■ Task brief: In the entries below, how many lines hold the string "image"? Give only the number.

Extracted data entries
§ §
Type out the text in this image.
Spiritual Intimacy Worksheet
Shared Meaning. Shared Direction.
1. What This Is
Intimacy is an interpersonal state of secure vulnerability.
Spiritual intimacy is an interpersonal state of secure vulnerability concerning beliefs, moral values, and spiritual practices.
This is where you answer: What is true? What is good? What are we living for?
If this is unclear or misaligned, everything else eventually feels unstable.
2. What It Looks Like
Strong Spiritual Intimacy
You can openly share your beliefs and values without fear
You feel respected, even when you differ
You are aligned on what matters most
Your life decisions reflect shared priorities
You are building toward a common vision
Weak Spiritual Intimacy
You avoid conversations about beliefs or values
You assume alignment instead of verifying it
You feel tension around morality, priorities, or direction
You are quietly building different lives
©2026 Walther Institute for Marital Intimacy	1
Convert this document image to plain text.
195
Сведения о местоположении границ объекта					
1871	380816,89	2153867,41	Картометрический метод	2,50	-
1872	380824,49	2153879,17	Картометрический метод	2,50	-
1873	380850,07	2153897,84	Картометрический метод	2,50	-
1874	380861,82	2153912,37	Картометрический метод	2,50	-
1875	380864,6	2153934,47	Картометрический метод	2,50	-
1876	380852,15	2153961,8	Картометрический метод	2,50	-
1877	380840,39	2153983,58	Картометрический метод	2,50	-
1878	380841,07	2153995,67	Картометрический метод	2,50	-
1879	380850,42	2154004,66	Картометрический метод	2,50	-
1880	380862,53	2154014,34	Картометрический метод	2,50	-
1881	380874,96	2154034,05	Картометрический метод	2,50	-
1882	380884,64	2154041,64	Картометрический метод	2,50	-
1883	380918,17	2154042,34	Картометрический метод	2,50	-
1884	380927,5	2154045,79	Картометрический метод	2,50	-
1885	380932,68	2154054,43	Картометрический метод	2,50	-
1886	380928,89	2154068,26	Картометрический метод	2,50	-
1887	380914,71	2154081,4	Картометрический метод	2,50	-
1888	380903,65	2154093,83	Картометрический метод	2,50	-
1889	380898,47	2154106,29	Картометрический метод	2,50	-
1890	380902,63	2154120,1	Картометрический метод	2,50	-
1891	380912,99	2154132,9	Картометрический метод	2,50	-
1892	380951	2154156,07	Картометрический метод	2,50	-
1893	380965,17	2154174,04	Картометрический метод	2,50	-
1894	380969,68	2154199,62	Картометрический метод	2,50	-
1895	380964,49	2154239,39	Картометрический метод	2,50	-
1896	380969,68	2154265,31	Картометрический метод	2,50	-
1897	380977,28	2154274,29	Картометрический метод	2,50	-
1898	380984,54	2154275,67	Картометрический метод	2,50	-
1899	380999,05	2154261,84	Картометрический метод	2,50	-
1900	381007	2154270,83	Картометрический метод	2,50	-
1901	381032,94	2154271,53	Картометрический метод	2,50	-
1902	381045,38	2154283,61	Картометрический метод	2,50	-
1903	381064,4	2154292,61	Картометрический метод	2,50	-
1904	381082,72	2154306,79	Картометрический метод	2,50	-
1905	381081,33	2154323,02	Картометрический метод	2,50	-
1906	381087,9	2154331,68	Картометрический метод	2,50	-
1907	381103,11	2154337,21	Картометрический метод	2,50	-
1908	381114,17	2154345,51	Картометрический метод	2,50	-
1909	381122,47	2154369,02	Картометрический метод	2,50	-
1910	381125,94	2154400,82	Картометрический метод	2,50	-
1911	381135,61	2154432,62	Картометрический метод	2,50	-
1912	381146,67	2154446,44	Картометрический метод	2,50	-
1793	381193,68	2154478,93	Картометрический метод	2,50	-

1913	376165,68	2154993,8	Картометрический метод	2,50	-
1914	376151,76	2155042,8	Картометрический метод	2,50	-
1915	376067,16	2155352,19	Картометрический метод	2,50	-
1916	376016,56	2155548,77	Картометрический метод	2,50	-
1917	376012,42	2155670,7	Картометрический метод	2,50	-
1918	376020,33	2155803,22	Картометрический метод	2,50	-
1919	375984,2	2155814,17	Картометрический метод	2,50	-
§ §
■ Solution: 2